→ Goal
Reproduce the data exactly and drop any pictures it holds.

BEGIN Given data

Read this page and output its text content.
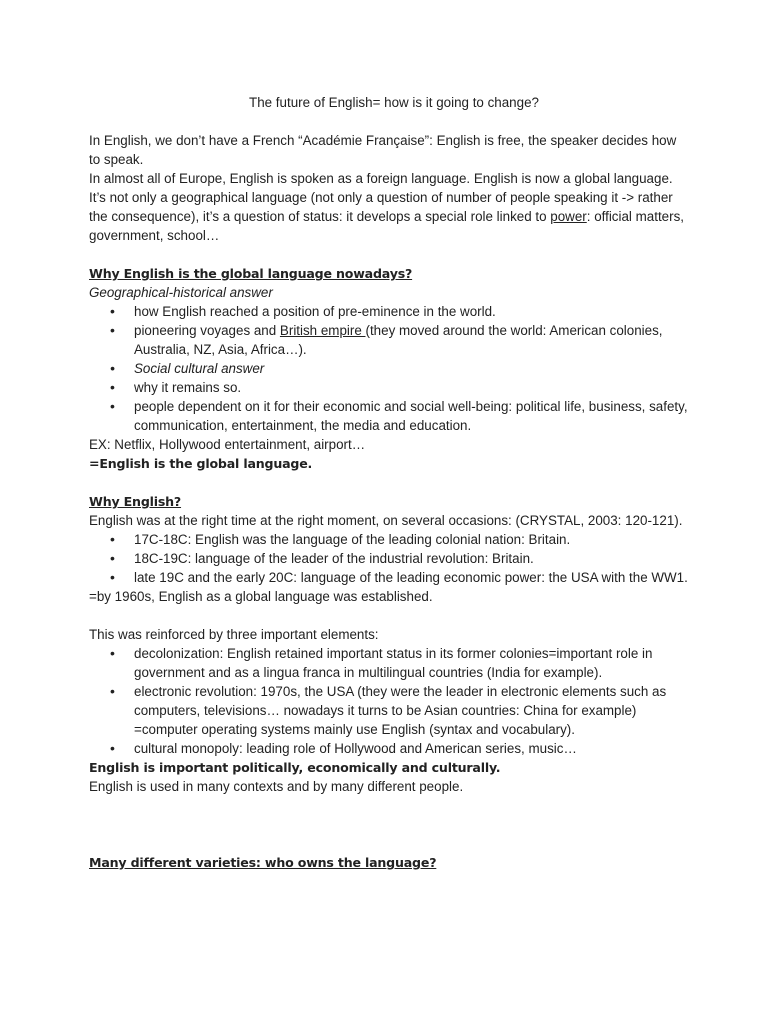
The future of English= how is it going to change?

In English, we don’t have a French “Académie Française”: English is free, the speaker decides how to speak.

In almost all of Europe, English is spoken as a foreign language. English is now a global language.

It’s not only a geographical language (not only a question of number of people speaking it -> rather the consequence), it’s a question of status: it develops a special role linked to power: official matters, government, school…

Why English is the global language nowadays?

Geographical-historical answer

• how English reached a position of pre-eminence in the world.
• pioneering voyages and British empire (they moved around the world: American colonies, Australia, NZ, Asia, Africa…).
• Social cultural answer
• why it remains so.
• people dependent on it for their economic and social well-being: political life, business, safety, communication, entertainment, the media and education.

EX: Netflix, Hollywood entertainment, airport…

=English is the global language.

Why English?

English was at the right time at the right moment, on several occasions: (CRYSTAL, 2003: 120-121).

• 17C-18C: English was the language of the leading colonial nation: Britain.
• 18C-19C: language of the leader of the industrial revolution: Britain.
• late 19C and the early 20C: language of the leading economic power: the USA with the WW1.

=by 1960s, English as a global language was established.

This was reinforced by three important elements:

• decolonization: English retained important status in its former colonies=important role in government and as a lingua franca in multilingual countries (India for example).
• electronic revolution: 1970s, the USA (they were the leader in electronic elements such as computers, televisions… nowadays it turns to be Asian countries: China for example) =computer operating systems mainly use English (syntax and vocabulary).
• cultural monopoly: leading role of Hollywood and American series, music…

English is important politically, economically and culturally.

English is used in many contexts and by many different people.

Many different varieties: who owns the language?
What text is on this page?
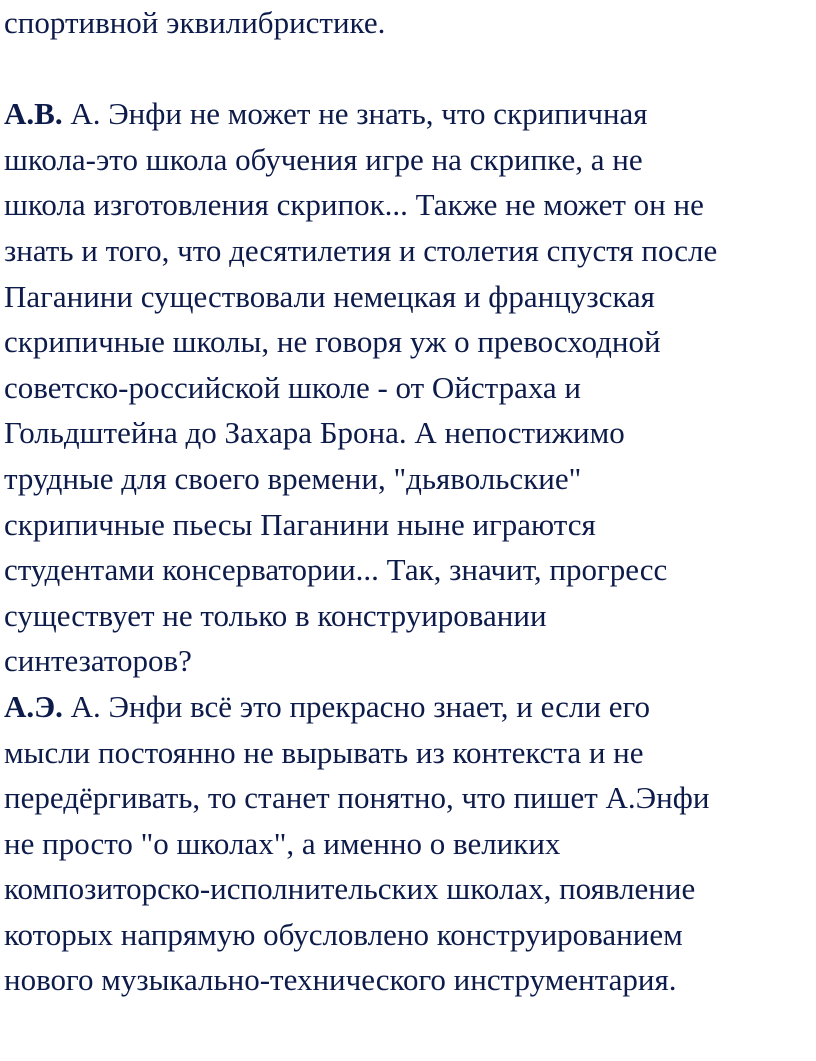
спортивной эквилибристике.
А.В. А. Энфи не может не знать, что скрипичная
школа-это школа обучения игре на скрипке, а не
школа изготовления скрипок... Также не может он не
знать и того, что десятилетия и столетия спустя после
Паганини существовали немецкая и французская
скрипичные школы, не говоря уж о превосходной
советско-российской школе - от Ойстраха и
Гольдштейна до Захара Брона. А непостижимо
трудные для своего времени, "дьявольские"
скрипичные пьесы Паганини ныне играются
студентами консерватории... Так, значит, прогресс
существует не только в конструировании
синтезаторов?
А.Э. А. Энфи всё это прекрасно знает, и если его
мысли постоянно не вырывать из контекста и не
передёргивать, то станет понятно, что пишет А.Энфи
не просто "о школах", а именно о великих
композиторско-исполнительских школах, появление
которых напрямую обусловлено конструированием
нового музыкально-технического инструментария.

END Given data

→ Response to this exercise
Read this page and output its text content.
The future of English= how is it going to change?

In English, we don’t have a French “Académie Française”: English is free, the speaker decides how to speak.

In almost all of Europe, English is spoken as a foreign language. English is now a global language.

It’s not only a geographical language (not only a question of number of people speaking it -> rather the consequence), it’s a question of status: it develops a special role linked to power: official matters, government, school…

Why English is the global language nowadays?

Geographical-historical answer

• how English reached a position of pre-eminence in the world.
• pioneering voyages and British empire (they moved around the world: American colonies, Australia, NZ, Asia, Africa…).
• Social cultural answer
• why it remains so.
• people dependent on it for their economic and social well-being: political life, business, safety, communication, entertainment, the media and education.

EX: Netflix, Hollywood entertainment, airport…

=English is the global language.

Why English?

English was at the right time at the right moment, on several occasions: (CRYSTAL, 2003: 120-121).

• 17C-18C: English was the language of the leading colonial nation: Britain.
• 18C-19C: language of the leader of the industrial revolution: Britain.
• late 19C and the early 20C: language of the leading economic power: the USA with the WW1.

=by 1960s, English as a global language was established.

This was reinforced by three important elements:

• decolonization: English retained important status in its former colonies=important role in government and as a lingua franca in multilingual countries (India for example).
• electronic revolution: 1970s, the USA (they were the leader in electronic elements such as computers, televisions… nowadays it turns to be Asian countries: China for example) =computer operating systems mainly use English (syntax and vocabulary).
• cultural monopoly: leading role of Hollywood and American series, music…

English is important politically, economically and culturally.

English is used in many contexts and by many different people.

Many different varieties: who owns the language?
What text is on this page?
спортивной эквилибристике.
А.В. А. Энфи не может не знать, что скрипичная
школа-это школа обучения игре на скрипке, а не
школа изготовления скрипок... Также не может он не
знать и того, что десятилетия и столетия спустя после
Паганини существовали немецкая и французская
скрипичные школы, не говоря уж о превосходной
советско-российской школе - от Ойстраха и
Гольдштейна до Захара Брона. А непостижимо
трудные для своего времени, "дьявольские"
скрипичные пьесы Паганини ныне играются
студентами консерватории... Так, значит, прогресс
существует не только в конструировании
синтезаторов?
А.Э. А. Энфи всё это прекрасно знает, и если его
мысли постоянно не вырывать из контекста и не
передёргивать, то станет понятно, что пишет А.Энфи
не просто "о школах", а именно о великих
композиторско-исполнительских школах, появление
которых напрямую обусловлено конструированием
нового музыкально-технического инструментария.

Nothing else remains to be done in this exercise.